Job: In the items below, reproduce the stretch from the line containing "Where is each" through the line containing "770, 1454, 790]", word for word and with both of those lines included.

Records to process:
--- START ---

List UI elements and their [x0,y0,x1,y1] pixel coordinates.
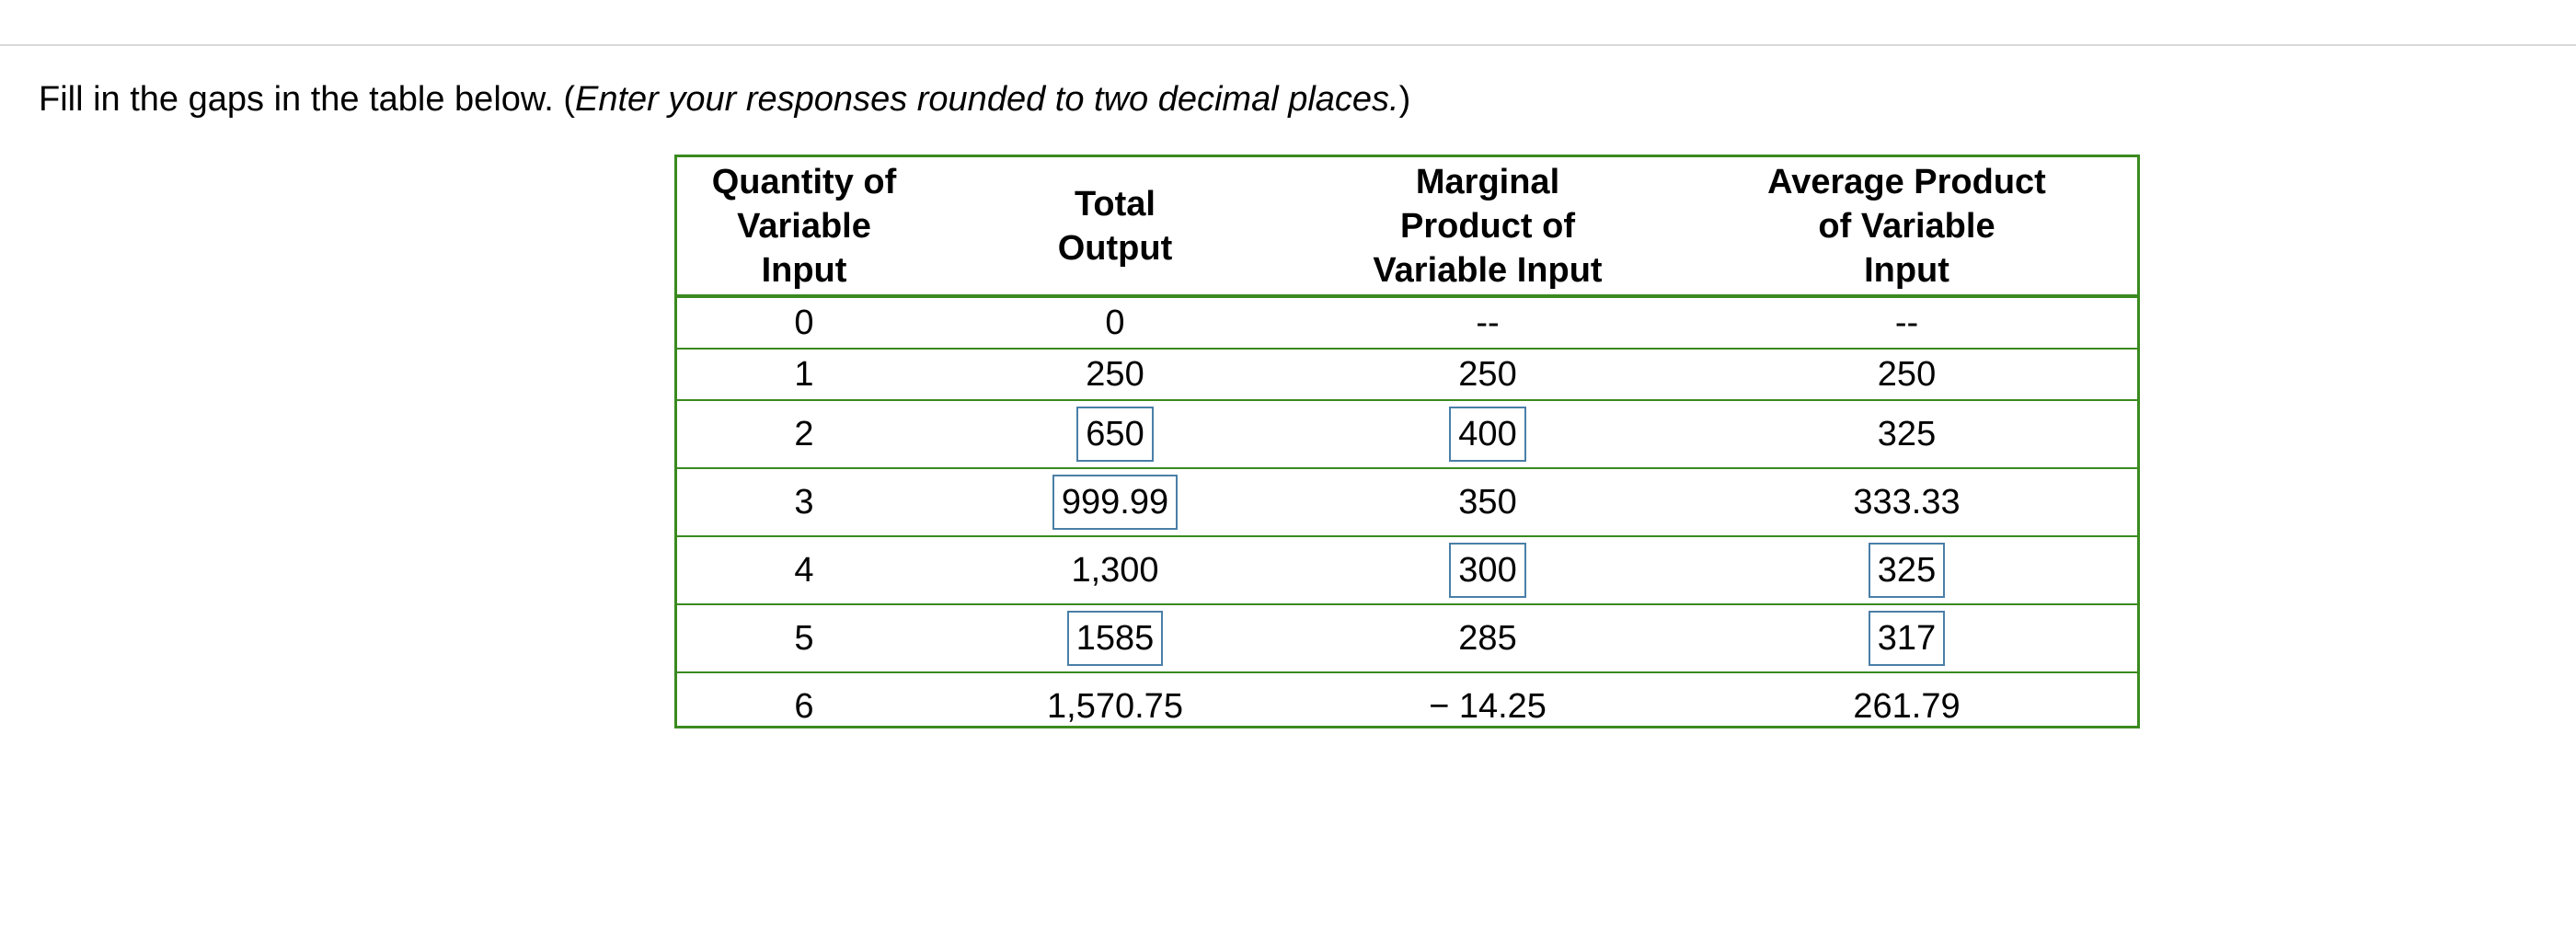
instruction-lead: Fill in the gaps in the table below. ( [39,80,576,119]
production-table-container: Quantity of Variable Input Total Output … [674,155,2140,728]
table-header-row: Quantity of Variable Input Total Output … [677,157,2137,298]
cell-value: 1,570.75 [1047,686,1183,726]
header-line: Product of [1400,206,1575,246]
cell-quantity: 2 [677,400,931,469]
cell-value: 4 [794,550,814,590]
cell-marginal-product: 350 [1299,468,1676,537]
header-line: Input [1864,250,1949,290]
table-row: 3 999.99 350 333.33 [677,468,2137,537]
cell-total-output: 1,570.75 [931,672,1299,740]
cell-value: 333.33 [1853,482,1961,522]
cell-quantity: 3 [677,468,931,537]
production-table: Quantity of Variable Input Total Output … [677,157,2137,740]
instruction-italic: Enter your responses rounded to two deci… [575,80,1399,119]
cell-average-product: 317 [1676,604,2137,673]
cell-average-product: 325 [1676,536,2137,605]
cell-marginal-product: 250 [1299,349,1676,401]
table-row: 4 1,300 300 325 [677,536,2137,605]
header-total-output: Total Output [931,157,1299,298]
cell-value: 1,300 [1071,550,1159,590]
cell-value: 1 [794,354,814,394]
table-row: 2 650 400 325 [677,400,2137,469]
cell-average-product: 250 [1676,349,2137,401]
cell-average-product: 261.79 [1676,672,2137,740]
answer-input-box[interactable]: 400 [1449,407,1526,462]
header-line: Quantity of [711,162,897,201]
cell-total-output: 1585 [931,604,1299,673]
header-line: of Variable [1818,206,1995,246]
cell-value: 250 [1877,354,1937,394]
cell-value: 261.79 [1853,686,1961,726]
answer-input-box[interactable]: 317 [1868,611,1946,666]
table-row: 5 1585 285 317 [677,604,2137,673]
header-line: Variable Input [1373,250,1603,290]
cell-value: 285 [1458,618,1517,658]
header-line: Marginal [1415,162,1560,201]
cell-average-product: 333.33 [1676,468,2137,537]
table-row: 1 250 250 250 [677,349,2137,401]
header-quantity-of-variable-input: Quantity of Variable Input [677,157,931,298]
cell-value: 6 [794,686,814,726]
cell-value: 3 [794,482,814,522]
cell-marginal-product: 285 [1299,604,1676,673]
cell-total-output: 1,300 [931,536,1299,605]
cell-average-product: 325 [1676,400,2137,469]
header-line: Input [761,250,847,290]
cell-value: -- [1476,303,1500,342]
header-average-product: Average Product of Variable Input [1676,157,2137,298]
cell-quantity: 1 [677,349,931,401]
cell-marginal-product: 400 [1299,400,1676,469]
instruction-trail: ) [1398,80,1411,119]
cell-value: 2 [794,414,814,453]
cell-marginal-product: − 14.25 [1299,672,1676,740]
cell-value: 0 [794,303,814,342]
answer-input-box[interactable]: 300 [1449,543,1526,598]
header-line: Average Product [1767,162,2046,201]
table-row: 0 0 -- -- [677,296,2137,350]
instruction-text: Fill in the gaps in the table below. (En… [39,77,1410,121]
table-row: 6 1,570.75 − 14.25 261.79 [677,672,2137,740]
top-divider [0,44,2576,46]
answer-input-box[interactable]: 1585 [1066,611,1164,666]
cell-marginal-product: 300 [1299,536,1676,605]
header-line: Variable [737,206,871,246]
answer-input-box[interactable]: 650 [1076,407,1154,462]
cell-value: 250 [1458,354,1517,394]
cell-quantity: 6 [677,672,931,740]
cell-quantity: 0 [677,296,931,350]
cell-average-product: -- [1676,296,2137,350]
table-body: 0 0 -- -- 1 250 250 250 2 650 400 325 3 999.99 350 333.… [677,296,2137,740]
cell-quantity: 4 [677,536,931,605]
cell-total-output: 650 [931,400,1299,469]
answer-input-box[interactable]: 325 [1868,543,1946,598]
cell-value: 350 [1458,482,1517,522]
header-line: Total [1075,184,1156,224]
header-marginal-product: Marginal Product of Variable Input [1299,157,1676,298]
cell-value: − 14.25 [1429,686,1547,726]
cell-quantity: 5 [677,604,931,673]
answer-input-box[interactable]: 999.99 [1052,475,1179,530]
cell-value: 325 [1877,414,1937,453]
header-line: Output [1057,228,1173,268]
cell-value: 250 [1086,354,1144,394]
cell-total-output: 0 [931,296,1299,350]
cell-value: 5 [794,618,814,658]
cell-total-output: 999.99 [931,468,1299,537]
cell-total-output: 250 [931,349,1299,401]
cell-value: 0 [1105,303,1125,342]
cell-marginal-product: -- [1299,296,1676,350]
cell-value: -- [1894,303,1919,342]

--- END ---
--- START ---

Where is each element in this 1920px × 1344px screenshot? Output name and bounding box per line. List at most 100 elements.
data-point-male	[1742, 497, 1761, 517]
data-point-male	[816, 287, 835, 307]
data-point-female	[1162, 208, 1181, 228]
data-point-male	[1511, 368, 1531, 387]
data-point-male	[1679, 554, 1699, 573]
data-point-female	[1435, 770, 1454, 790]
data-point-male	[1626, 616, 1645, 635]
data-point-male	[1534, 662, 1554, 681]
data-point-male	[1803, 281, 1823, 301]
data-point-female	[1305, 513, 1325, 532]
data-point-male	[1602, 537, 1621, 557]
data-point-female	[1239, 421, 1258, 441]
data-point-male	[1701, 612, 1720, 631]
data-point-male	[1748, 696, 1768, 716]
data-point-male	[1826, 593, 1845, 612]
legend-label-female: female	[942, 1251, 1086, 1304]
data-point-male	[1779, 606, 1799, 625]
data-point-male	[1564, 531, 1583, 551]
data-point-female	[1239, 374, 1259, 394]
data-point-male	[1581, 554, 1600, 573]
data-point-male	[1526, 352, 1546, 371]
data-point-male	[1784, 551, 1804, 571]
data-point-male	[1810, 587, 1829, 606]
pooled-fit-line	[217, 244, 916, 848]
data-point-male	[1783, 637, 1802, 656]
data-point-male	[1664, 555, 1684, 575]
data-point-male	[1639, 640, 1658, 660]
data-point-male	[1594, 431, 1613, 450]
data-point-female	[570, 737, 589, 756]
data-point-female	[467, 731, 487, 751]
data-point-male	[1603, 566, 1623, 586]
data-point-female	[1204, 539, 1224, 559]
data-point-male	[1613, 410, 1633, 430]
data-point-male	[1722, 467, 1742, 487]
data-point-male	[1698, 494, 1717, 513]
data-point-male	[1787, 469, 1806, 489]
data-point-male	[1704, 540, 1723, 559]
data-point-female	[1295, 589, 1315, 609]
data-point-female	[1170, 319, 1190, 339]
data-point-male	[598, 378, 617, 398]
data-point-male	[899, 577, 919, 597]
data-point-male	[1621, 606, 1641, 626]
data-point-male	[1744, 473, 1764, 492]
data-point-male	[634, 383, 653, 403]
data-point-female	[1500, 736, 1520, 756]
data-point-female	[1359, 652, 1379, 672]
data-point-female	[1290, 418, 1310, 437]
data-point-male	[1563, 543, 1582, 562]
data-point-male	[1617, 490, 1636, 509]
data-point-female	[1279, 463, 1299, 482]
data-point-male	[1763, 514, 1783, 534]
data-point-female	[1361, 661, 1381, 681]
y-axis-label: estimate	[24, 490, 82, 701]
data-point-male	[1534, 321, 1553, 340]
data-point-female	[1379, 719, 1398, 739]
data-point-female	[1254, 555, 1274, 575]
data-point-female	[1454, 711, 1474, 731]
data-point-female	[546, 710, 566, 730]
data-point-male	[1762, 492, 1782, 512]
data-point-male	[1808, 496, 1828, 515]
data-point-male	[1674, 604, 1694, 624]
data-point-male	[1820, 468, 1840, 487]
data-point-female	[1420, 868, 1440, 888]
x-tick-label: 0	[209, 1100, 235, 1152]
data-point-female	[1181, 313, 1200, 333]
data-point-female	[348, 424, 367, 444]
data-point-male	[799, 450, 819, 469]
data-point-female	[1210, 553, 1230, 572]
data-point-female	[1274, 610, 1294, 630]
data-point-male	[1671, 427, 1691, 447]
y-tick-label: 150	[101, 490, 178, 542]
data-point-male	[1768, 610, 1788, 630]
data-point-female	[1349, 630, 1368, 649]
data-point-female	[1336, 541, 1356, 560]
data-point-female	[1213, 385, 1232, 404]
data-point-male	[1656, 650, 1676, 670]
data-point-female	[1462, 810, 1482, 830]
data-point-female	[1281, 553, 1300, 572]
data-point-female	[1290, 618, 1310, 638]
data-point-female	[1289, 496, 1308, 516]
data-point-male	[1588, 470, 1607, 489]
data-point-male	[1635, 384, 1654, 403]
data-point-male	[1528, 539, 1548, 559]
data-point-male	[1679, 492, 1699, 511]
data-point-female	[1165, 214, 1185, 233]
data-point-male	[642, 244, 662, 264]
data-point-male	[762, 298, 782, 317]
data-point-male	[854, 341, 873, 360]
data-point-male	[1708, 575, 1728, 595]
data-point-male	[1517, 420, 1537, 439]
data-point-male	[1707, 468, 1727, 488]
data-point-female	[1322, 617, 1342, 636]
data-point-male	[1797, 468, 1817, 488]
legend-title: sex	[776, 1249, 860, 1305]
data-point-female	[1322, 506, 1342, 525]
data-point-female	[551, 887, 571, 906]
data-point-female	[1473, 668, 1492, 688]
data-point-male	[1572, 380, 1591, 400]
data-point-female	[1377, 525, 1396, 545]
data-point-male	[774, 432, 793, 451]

--- END ---

Expected answer:
Where is each element in this 1920px × 1344px screenshot? Output name and bounding box per line. List at most 100 elements.
data-point-male	[1742, 497, 1761, 517]
data-point-male	[816, 287, 835, 307]
data-point-female	[1162, 208, 1181, 228]
data-point-male	[1511, 368, 1531, 387]
data-point-male	[1679, 554, 1699, 573]
data-point-female	[1435, 770, 1454, 790]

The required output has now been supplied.